- [Set task]: Track down every line below that holds "operate" and copy it.

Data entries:

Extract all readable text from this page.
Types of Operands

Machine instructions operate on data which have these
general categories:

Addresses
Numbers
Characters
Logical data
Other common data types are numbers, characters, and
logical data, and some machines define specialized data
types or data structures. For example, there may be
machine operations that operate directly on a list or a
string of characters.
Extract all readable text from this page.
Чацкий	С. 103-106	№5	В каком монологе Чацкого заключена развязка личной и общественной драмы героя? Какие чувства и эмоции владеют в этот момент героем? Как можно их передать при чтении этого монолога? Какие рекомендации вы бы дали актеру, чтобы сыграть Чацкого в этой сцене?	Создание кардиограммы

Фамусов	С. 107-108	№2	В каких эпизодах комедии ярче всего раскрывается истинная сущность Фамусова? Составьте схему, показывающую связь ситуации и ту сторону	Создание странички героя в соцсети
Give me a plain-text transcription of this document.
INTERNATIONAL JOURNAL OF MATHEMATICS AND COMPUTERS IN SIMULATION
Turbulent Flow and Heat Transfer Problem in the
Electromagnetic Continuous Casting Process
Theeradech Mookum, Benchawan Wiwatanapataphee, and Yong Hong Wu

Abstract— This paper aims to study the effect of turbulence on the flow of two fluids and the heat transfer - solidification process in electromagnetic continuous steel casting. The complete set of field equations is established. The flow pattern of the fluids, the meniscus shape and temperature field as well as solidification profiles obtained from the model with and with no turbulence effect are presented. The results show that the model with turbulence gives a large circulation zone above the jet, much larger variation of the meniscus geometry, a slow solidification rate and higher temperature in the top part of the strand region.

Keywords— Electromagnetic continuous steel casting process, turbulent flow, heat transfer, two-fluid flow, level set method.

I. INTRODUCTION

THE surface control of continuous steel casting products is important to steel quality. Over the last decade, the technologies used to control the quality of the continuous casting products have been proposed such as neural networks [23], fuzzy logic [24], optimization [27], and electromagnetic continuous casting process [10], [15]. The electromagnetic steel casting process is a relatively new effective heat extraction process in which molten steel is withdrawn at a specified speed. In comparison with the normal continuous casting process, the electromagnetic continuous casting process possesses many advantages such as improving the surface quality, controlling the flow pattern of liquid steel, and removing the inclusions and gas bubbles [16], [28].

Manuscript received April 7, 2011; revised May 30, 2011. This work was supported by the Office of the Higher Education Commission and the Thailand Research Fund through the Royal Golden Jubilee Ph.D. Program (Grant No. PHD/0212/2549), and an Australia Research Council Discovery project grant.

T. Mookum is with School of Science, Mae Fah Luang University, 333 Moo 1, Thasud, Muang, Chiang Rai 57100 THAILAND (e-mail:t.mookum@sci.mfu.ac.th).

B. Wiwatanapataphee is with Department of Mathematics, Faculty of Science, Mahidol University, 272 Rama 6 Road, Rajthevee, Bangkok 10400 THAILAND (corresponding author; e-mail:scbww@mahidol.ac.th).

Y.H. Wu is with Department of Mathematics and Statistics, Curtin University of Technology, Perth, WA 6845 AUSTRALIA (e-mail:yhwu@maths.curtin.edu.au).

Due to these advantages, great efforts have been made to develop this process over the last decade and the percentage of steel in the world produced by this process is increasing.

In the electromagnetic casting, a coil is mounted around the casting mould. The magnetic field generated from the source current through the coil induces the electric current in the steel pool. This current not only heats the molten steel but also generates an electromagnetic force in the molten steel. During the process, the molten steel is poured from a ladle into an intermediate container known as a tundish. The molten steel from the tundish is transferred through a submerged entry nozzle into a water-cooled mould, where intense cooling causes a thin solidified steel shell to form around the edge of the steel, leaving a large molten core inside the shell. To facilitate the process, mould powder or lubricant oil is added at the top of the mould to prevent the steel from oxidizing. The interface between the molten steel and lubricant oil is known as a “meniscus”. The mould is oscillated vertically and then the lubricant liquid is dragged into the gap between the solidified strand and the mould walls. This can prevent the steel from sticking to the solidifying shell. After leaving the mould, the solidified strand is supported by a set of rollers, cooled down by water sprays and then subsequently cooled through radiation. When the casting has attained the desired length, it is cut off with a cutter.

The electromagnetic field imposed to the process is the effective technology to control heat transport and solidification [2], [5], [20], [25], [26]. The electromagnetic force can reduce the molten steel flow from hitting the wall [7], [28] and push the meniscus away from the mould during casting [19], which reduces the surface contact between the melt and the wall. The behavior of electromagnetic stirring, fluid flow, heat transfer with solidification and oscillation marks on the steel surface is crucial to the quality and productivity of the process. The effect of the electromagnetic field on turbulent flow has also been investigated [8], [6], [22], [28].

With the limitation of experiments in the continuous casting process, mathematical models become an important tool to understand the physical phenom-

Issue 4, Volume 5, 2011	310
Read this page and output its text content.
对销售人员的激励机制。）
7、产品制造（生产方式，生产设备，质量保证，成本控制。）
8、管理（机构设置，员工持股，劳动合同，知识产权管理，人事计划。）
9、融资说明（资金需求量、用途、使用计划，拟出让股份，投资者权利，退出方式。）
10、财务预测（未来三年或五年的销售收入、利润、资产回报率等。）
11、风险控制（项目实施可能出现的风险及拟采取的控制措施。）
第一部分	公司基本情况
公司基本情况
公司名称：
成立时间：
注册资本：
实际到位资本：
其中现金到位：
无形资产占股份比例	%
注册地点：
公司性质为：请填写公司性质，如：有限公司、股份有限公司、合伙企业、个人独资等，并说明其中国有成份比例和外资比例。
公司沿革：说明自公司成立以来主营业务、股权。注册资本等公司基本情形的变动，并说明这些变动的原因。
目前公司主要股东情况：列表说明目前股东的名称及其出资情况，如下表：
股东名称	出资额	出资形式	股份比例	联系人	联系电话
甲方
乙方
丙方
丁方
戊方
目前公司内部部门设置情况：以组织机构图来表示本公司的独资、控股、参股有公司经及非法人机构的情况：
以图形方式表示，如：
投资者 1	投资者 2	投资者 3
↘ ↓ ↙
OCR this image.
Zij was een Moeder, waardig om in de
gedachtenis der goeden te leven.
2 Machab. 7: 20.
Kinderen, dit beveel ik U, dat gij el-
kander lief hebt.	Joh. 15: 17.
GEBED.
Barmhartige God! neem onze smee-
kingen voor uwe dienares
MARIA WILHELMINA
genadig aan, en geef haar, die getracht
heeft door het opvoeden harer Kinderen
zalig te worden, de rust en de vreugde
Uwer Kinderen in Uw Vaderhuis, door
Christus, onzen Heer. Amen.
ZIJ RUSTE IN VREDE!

- [Completed exercise]:
Machine instructions operate on data which have these
machine operations that operate directly on a list or a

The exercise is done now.